* Exercise material:
⟨

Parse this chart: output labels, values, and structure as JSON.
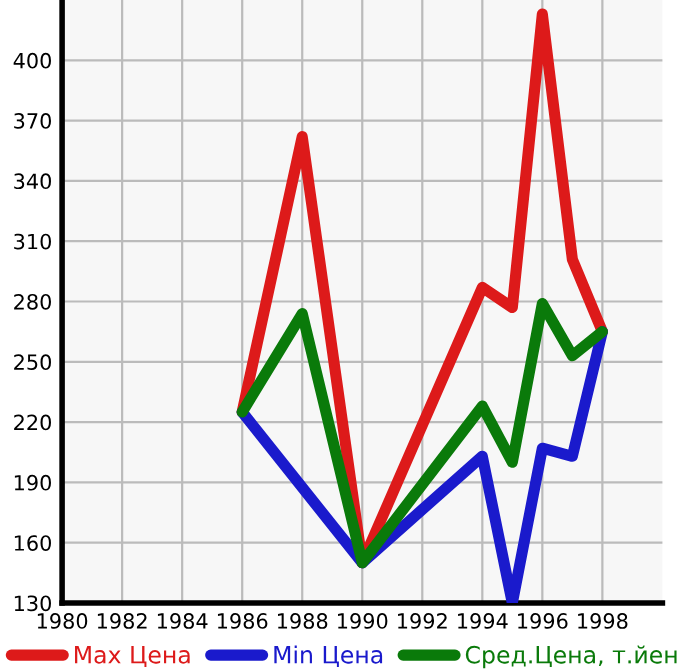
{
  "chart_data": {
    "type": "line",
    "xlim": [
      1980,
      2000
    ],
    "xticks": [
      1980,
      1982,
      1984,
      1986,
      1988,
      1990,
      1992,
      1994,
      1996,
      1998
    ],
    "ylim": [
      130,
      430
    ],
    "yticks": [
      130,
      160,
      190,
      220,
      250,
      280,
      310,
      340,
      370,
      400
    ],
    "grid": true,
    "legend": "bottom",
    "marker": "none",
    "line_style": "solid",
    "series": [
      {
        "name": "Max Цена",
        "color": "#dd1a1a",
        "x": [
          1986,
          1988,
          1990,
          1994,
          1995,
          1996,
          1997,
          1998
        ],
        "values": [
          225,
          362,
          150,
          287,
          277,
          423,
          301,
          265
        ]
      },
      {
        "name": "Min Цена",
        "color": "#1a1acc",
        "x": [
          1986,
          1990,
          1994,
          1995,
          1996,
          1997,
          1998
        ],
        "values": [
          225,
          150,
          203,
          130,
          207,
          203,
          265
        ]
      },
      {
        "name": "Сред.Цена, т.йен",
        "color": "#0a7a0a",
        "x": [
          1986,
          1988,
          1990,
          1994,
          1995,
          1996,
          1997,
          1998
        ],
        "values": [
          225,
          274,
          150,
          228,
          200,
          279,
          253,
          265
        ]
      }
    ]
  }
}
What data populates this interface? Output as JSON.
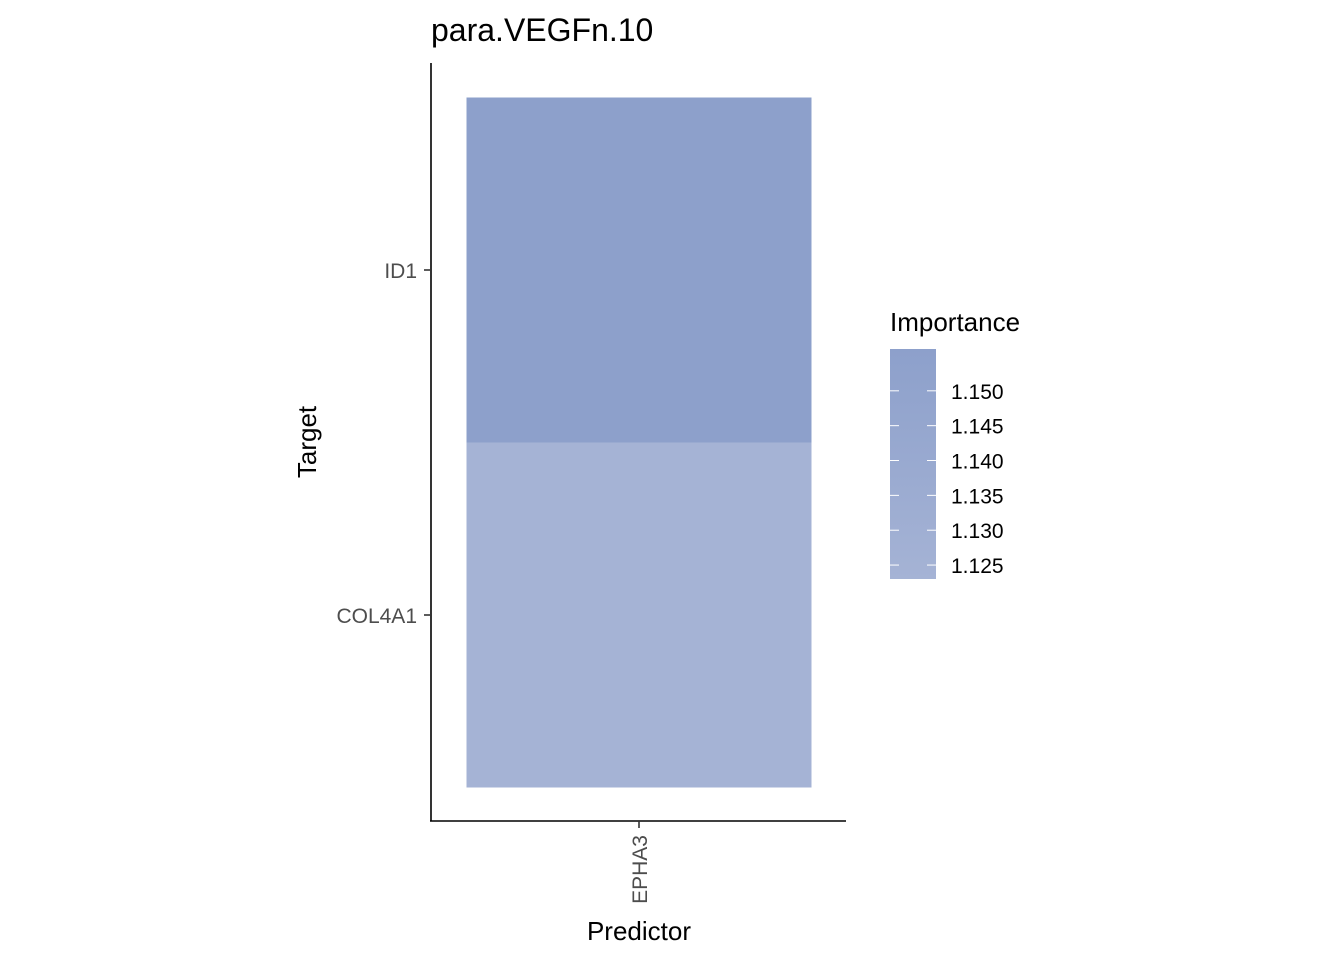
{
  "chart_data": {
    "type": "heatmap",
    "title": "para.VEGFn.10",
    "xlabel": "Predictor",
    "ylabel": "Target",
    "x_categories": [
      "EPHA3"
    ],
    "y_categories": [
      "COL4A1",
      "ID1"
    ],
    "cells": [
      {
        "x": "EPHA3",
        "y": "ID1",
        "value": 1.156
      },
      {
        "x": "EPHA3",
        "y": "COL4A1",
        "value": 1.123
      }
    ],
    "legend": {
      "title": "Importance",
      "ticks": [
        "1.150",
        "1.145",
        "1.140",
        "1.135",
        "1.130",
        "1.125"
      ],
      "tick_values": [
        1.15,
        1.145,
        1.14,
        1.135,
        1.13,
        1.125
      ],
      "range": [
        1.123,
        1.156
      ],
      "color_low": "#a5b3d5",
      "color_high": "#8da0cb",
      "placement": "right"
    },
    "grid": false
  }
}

⟩

Find and copy every line in the entries above where the string "JSON" occurs.

Parse this chart: output labels, values, and structure as JSON.
What data populates this interface? Output as JSON.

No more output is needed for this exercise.